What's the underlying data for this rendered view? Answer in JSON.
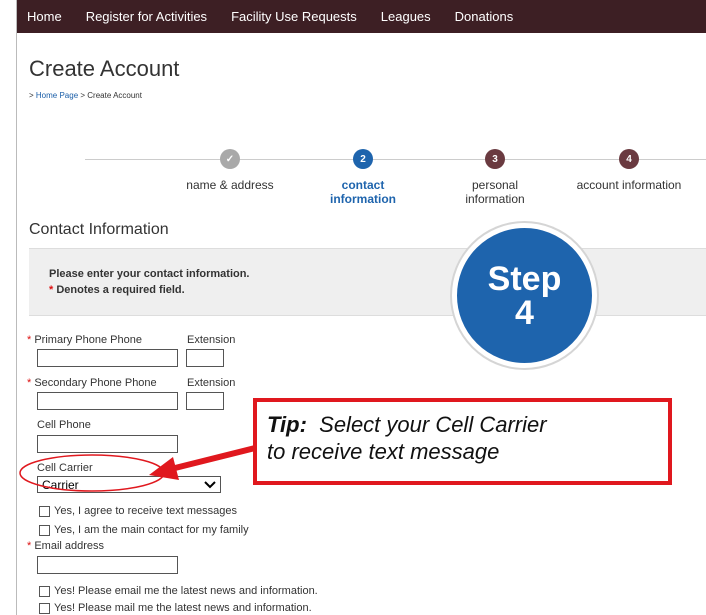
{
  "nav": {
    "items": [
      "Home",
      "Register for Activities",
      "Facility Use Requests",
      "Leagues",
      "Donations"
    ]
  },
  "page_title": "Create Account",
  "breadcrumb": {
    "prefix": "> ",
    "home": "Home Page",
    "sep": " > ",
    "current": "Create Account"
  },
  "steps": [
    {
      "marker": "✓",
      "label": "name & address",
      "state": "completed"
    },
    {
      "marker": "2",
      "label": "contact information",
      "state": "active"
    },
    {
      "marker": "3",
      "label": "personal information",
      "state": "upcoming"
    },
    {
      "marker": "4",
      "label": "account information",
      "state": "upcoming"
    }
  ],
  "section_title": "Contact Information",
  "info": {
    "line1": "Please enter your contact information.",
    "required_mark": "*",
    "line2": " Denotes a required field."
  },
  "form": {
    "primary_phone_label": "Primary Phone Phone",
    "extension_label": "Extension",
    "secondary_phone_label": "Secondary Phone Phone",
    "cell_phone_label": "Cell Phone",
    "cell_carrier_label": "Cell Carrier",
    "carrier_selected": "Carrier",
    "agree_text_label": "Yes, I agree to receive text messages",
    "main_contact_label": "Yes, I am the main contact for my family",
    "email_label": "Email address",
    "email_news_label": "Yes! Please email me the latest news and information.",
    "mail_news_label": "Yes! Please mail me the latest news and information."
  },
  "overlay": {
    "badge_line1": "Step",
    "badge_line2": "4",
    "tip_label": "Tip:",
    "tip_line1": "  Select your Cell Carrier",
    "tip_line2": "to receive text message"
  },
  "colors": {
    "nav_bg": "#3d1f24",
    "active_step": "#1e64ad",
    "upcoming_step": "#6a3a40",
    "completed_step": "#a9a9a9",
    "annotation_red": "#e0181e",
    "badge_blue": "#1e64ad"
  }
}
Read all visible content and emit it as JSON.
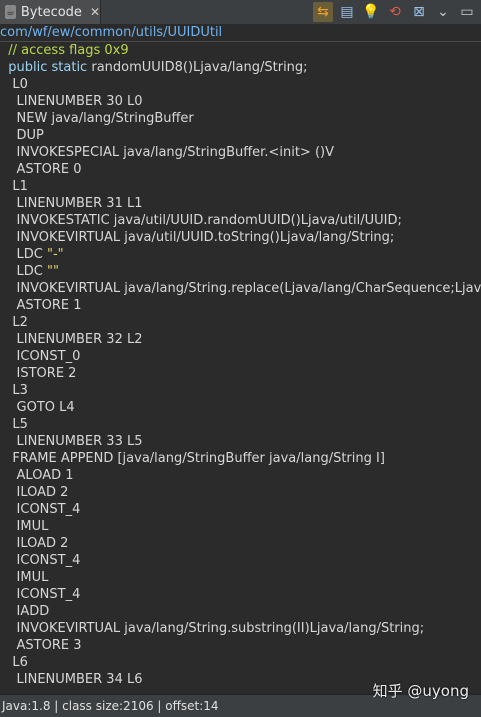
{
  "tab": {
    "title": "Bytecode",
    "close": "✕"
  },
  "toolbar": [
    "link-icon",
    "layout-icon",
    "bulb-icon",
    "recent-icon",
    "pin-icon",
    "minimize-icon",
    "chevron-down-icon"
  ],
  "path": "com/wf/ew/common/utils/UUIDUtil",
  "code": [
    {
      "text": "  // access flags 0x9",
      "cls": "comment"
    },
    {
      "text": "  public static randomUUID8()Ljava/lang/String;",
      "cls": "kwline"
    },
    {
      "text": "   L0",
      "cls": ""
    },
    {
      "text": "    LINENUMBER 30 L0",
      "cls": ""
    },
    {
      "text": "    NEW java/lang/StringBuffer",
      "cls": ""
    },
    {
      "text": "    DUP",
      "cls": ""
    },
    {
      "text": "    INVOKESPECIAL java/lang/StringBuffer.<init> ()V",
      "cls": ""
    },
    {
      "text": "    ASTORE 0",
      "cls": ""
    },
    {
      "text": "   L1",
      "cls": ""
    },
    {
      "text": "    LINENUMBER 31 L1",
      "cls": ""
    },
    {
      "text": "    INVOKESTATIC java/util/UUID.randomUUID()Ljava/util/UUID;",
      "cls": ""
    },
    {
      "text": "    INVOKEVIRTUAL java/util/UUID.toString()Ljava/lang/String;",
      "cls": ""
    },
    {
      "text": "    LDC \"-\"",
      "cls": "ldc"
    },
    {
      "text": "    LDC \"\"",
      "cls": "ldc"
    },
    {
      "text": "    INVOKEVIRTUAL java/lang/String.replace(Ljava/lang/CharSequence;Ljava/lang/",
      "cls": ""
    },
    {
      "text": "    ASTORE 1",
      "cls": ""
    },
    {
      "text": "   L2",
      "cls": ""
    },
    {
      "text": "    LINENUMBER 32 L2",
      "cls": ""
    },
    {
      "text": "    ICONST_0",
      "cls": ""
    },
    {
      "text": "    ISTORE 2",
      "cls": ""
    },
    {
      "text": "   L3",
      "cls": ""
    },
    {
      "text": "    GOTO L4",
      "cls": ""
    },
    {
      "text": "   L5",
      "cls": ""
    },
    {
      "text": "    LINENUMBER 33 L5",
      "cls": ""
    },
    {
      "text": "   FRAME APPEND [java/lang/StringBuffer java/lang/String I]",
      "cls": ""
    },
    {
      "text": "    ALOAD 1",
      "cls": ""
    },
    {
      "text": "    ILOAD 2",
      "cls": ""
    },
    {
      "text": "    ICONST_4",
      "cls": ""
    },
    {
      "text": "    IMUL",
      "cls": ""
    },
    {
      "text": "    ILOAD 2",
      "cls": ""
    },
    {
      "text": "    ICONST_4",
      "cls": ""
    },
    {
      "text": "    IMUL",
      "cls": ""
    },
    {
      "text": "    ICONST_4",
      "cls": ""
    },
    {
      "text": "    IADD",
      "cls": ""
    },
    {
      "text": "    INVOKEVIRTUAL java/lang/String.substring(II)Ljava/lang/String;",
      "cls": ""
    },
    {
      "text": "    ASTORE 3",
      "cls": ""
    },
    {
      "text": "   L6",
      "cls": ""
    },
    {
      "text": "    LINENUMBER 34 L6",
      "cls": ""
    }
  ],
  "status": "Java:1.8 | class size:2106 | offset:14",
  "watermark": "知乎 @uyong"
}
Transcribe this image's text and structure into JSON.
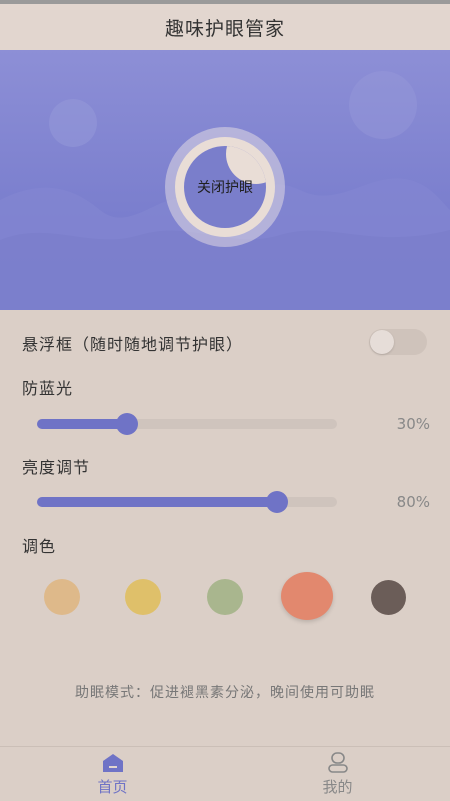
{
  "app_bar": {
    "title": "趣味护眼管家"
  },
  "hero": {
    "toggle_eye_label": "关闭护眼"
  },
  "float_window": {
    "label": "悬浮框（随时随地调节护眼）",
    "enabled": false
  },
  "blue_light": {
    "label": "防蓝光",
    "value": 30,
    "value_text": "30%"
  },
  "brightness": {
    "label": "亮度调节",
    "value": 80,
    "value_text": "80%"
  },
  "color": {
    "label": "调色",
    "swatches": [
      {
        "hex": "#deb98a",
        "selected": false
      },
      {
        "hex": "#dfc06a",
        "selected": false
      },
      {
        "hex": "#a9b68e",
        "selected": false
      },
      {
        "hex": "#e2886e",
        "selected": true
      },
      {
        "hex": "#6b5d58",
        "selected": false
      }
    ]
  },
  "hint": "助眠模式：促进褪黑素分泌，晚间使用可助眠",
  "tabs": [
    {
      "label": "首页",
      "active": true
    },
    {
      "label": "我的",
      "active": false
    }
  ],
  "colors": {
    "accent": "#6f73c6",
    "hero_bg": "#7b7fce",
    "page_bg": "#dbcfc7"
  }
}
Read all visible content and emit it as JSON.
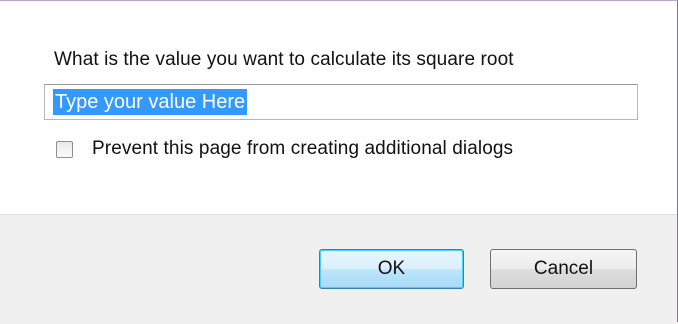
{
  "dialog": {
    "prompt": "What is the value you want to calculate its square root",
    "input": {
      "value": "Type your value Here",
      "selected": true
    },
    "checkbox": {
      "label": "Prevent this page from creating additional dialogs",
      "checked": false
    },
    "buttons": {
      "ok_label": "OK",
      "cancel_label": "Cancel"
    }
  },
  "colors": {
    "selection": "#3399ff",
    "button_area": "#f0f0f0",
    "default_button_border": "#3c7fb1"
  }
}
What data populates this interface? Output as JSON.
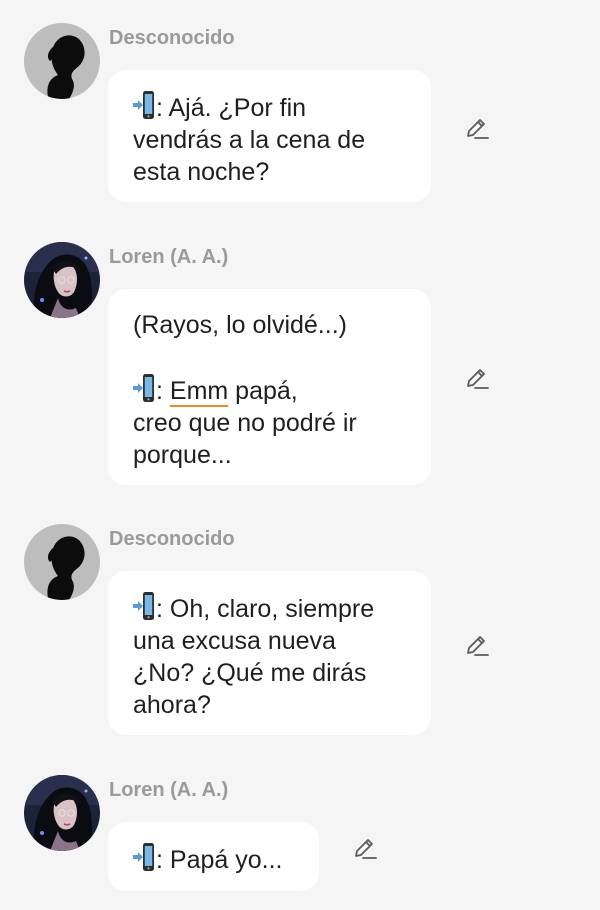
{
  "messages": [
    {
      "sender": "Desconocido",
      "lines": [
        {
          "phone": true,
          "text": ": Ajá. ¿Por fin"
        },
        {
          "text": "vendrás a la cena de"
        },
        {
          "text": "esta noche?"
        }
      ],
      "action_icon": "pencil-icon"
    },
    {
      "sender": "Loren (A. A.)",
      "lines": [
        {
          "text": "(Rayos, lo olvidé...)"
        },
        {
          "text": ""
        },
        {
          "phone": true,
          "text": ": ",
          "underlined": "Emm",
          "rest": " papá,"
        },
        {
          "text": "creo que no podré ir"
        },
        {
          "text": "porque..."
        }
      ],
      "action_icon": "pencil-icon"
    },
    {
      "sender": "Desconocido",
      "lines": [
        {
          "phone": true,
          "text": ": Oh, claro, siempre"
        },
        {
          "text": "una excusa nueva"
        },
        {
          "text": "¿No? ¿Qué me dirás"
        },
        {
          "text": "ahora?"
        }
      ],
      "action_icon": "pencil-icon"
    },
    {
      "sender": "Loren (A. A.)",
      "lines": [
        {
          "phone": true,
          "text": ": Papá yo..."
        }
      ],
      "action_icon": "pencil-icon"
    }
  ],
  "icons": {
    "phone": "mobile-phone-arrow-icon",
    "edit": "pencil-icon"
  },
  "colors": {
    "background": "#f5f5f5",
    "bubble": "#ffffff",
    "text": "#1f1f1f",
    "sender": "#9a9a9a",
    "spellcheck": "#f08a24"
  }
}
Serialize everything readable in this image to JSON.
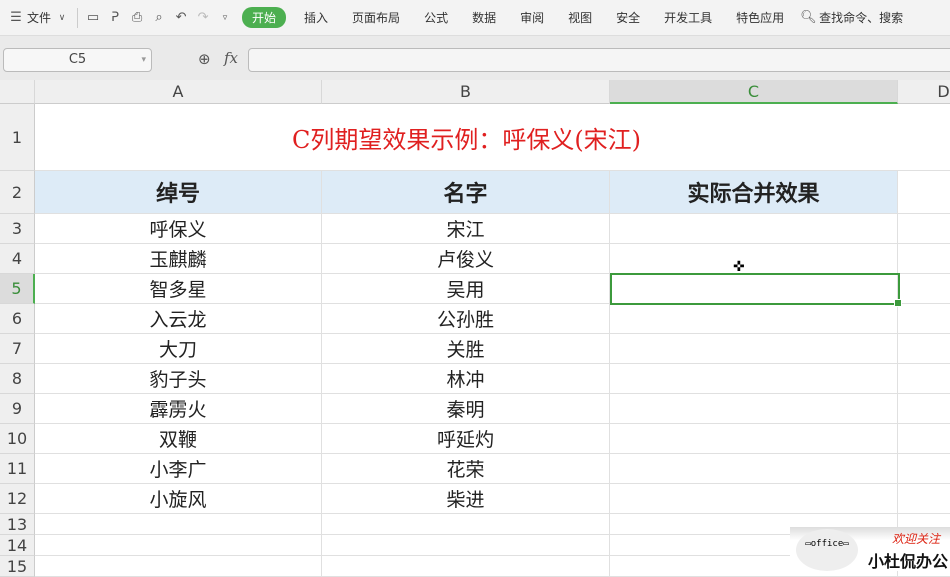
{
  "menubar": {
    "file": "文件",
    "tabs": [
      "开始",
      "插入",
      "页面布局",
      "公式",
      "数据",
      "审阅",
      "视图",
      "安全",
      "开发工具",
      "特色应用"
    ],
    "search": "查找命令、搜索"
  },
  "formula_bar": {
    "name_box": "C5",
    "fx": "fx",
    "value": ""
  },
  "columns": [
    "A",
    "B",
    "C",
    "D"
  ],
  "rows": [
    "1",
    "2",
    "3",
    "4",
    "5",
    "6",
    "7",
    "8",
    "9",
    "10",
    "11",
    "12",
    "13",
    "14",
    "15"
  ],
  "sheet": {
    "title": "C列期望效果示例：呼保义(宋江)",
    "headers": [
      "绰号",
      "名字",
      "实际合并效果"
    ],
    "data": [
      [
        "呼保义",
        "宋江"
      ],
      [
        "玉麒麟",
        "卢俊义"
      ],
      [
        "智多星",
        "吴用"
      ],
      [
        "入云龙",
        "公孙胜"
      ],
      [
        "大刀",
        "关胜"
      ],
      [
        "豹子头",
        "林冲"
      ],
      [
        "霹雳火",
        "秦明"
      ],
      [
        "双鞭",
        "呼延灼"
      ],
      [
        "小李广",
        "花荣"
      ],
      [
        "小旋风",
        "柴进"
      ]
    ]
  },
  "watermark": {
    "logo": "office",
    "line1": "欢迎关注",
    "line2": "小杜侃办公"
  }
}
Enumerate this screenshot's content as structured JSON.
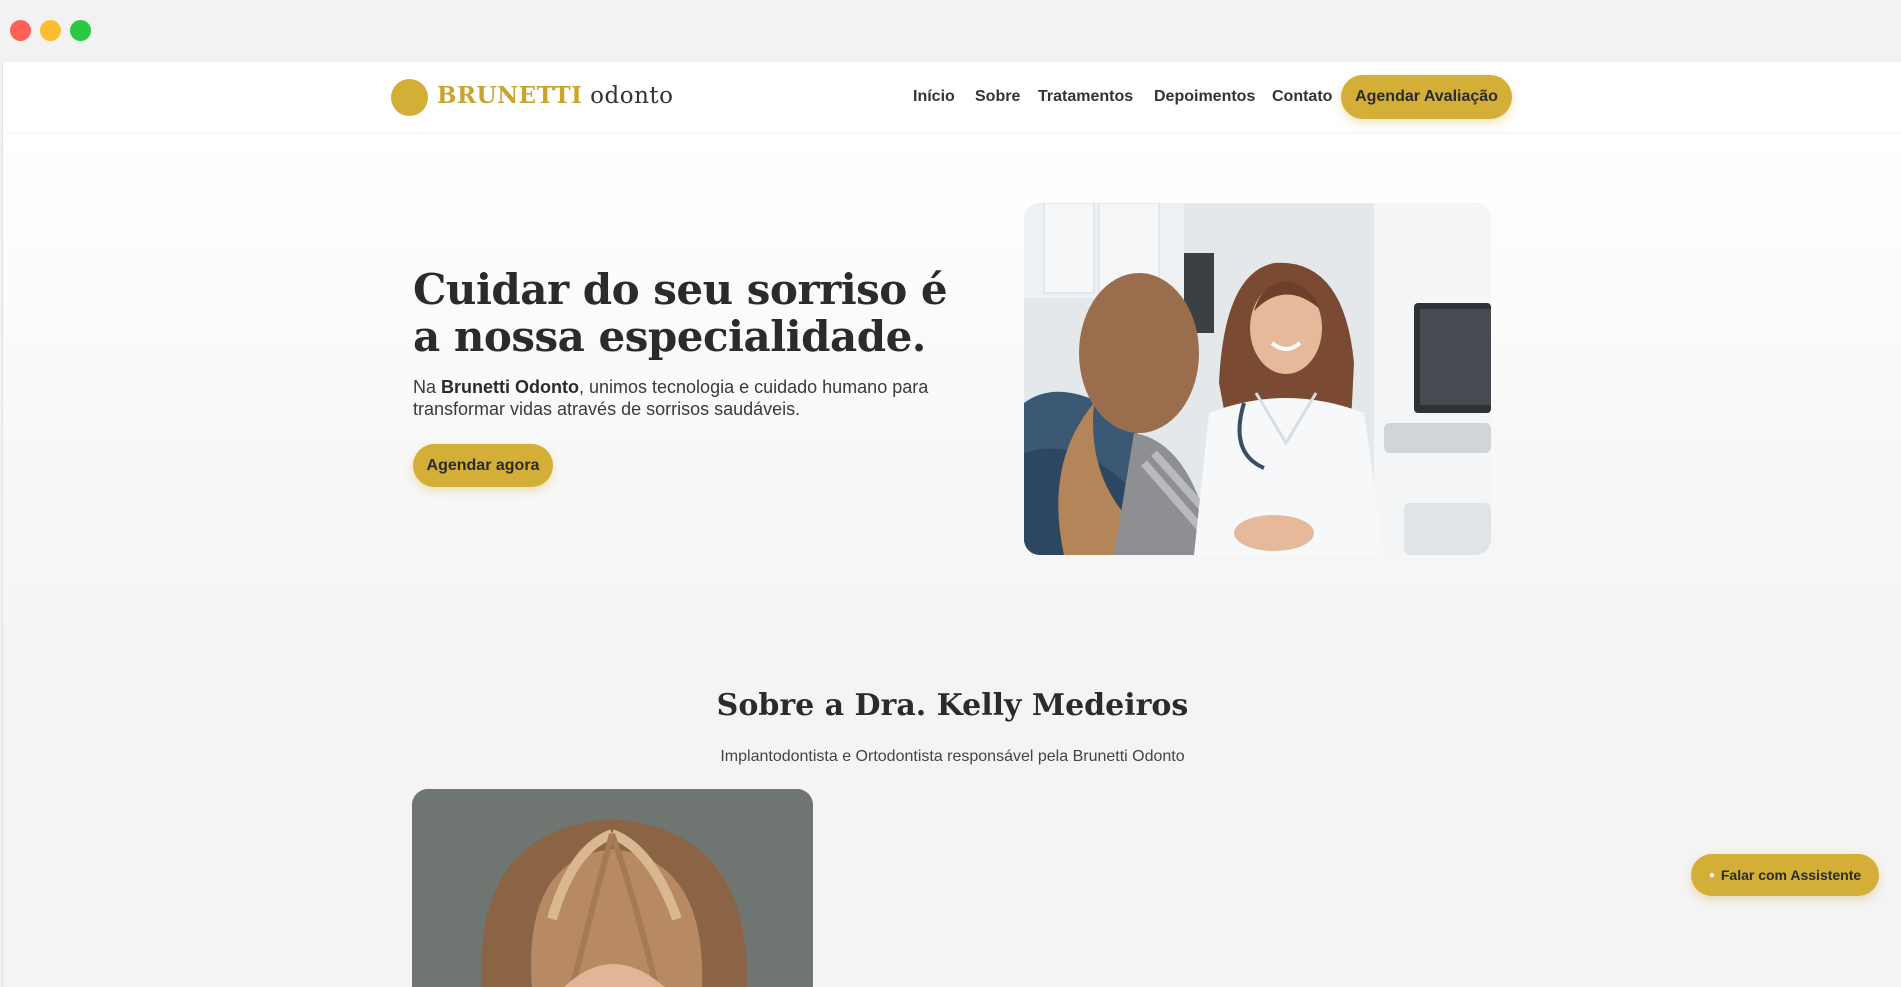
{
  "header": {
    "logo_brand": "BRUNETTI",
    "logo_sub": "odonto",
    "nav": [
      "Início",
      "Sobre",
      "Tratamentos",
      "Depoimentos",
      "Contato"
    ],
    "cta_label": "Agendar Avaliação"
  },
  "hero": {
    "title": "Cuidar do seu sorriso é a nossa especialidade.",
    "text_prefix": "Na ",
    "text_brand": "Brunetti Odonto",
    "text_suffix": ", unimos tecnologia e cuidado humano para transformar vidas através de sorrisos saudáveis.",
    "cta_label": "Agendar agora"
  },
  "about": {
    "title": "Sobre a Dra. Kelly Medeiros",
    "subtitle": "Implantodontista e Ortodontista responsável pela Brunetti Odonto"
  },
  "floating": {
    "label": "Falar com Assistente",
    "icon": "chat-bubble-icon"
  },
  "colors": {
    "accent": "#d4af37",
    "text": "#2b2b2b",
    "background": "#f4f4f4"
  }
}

__AIM OF THE TASK__.
Report every line containing the word "Sobre" from the listing above.

__REPLY__.
      "Sobre",
    "title": "Sobre a Dra. Kelly Medeiros",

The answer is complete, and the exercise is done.